* [What you need to do] Find every line below that contains the word "columns" and copy it out.

Stored items
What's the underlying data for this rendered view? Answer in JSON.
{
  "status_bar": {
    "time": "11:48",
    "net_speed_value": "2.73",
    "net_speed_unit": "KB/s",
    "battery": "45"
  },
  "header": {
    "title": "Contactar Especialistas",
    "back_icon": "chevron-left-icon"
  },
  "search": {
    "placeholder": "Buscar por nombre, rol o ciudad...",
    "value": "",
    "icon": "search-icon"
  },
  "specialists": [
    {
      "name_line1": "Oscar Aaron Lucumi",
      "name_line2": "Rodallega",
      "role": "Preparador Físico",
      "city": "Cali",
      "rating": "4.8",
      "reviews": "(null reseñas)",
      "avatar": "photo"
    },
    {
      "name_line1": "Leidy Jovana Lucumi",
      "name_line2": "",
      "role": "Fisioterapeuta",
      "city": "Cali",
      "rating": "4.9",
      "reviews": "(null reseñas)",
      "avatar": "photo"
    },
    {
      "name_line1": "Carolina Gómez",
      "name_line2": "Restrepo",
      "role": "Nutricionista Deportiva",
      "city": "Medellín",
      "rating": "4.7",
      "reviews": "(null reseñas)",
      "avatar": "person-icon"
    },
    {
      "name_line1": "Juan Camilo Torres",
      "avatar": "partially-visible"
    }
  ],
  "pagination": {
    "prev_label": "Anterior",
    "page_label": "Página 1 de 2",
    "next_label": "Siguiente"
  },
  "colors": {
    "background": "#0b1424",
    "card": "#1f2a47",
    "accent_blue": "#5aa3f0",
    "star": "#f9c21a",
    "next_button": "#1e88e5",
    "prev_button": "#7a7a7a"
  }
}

* * *

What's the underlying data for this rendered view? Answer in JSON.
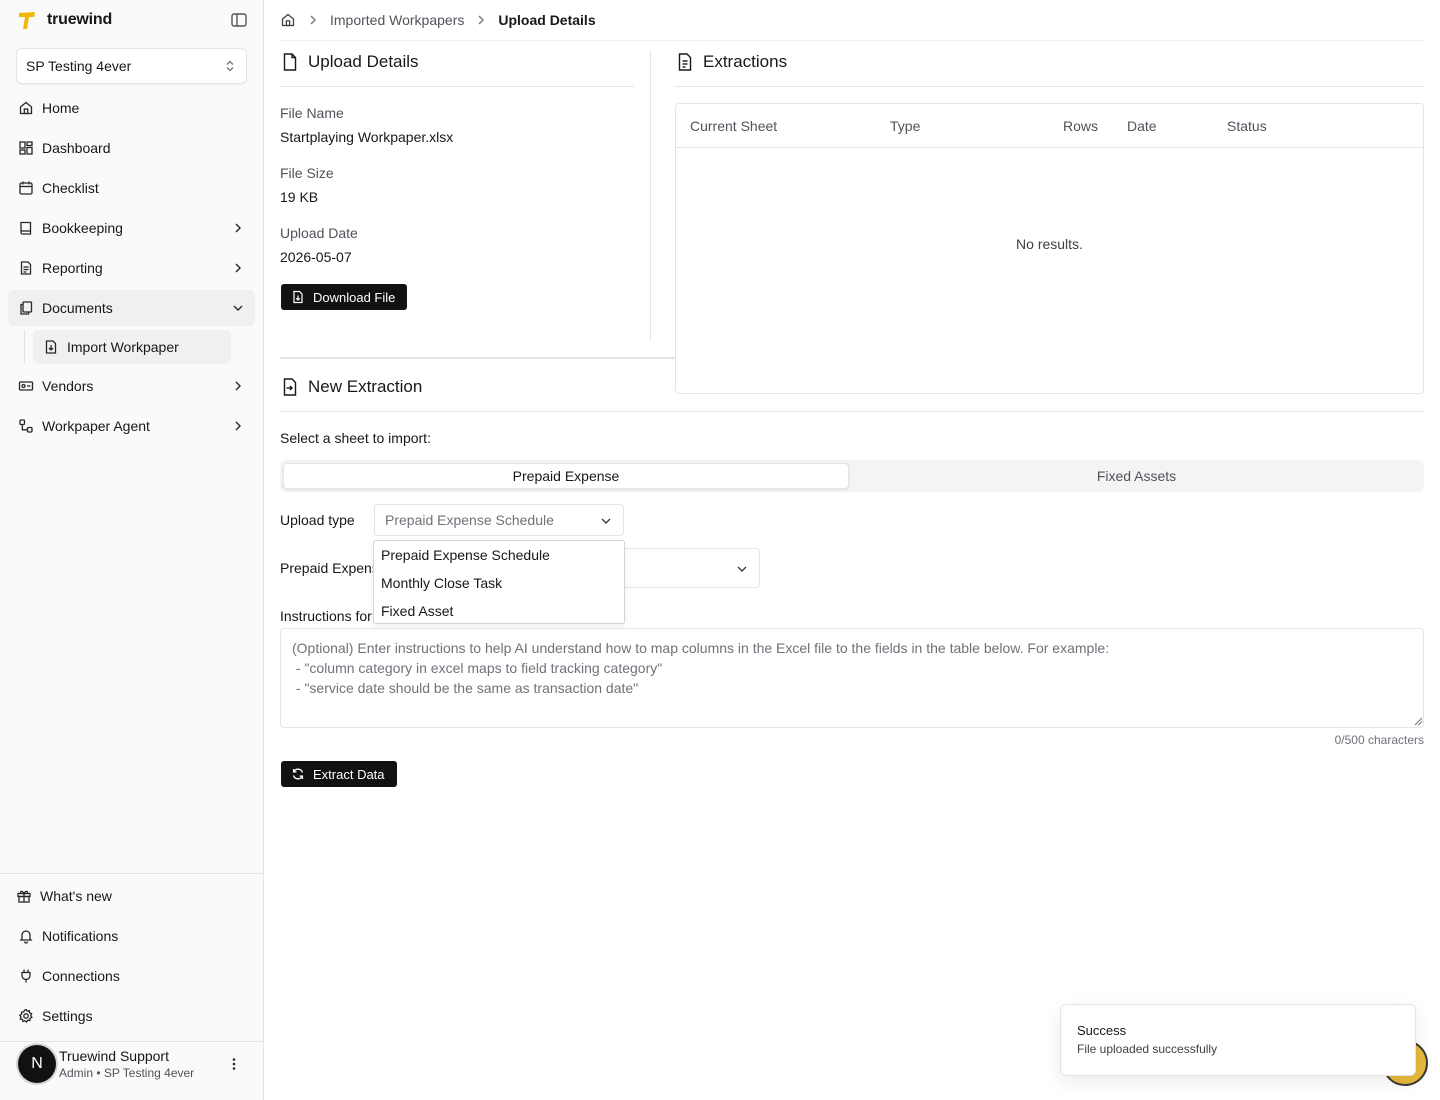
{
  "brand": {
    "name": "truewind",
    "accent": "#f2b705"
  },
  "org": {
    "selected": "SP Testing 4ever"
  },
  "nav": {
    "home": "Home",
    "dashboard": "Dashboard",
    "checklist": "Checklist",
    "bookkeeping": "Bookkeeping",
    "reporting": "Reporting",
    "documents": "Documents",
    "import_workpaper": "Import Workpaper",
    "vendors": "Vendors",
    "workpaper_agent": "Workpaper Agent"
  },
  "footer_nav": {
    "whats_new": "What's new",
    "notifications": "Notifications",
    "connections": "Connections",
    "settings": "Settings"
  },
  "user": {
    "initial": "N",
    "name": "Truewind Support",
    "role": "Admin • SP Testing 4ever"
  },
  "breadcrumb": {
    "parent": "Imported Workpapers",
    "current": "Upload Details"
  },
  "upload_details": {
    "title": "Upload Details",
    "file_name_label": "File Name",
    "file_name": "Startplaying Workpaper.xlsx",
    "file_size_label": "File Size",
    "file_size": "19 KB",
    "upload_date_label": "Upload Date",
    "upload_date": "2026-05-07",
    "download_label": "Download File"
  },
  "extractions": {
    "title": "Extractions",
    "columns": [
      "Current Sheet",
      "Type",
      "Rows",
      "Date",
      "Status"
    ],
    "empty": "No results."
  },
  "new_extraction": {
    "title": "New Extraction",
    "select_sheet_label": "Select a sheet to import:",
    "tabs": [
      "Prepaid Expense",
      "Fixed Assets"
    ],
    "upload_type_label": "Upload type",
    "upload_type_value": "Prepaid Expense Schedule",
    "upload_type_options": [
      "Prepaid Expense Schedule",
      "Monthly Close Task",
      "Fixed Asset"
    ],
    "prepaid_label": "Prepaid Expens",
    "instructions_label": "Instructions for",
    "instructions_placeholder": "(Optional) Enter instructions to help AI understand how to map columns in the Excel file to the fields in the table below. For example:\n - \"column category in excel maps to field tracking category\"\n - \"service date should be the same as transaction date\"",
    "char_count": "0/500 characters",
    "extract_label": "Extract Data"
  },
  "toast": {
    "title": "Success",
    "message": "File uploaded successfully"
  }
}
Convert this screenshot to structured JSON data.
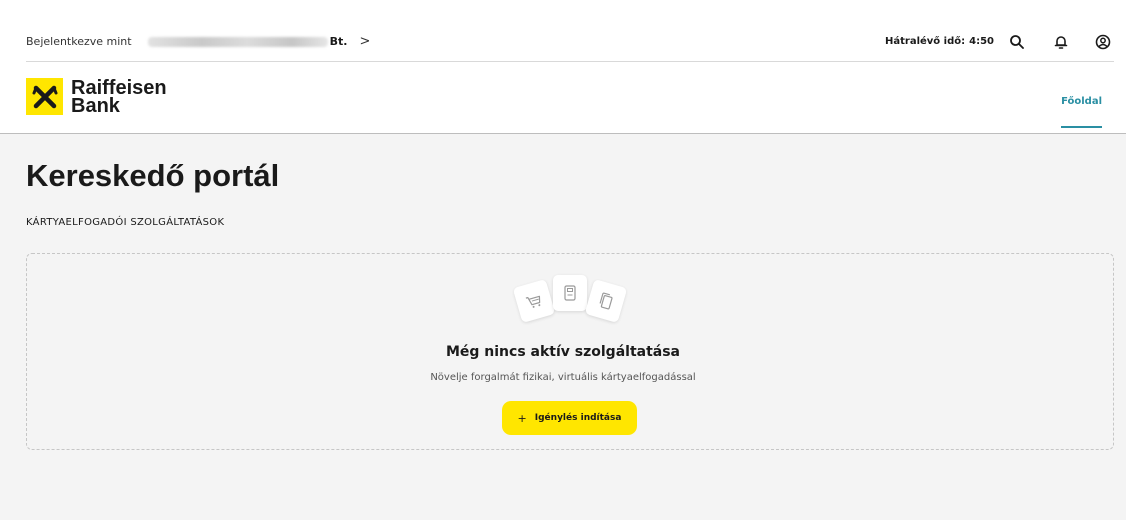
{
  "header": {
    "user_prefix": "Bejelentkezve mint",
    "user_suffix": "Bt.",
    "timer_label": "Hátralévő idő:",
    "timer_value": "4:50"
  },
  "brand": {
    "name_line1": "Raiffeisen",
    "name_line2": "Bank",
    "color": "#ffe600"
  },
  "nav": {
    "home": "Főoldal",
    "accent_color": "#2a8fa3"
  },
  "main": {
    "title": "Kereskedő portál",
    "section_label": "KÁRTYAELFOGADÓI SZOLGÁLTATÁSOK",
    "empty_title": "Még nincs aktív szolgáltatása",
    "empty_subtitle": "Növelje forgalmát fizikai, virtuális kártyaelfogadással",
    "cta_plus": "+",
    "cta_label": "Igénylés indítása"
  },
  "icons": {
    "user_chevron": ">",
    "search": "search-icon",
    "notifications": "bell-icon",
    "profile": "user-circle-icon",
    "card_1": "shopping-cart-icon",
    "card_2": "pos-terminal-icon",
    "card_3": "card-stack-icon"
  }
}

* [Response to this exercise]
    "columns": [
    "instructions_placeholder": "(Optional) Enter instructions to help AI understand how to map columns in the Excel file to the fields in the table below. For example:\n - \"column category in excel maps to field tracking category\"\n - \"service date should be the same as transaction date\"",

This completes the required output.